Task to carry out »
Extract each line containing the string "厂区大门".

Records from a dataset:
##########

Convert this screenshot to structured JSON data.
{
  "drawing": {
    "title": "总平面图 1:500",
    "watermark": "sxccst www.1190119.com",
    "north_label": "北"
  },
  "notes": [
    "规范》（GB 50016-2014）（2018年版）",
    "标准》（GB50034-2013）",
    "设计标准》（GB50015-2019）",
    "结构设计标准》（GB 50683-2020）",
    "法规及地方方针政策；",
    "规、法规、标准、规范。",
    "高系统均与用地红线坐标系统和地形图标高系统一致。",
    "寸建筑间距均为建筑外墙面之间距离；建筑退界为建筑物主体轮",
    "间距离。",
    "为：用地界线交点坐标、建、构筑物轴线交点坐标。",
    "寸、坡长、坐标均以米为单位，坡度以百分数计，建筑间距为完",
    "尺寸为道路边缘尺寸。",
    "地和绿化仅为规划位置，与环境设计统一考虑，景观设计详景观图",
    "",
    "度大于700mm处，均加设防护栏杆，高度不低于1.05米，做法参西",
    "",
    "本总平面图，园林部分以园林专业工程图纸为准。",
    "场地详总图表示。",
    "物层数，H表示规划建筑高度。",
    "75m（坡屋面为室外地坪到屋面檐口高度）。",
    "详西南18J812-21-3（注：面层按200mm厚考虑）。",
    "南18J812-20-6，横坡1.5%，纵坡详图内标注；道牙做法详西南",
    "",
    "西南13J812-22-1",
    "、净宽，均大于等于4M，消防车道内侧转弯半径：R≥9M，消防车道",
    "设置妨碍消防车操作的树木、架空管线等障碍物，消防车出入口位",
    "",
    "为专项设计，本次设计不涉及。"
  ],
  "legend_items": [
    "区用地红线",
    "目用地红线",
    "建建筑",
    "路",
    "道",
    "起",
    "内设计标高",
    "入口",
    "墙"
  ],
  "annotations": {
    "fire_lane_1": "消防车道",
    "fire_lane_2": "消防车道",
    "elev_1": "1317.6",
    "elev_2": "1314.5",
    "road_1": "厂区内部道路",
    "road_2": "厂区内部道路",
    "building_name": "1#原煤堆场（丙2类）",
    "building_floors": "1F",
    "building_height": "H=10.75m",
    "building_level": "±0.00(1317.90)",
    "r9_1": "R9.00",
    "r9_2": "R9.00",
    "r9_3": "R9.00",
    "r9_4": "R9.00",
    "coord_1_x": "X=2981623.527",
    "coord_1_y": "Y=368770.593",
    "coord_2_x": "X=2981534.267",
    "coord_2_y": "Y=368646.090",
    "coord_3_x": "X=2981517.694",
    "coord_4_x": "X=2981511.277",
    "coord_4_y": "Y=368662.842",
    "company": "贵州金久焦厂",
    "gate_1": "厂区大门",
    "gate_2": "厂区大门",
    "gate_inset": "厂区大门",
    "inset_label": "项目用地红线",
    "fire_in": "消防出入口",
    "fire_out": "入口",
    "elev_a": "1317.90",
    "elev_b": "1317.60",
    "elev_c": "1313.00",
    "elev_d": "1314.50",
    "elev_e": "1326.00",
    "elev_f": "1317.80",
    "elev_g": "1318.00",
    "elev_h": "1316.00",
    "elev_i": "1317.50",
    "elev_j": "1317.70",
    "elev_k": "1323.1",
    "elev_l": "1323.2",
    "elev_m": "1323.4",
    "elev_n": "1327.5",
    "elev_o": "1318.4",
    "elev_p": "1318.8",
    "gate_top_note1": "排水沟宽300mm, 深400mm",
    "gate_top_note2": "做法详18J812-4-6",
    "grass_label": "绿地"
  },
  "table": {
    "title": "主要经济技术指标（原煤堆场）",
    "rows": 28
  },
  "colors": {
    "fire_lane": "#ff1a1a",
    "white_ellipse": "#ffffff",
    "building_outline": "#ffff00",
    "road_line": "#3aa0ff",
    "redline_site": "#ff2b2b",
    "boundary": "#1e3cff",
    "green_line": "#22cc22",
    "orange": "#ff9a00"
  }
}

##########

Exercise response »
    "gate_1": "厂区大门",
    "gate_2": "厂区大门",
    "gate_inset": "厂区大门",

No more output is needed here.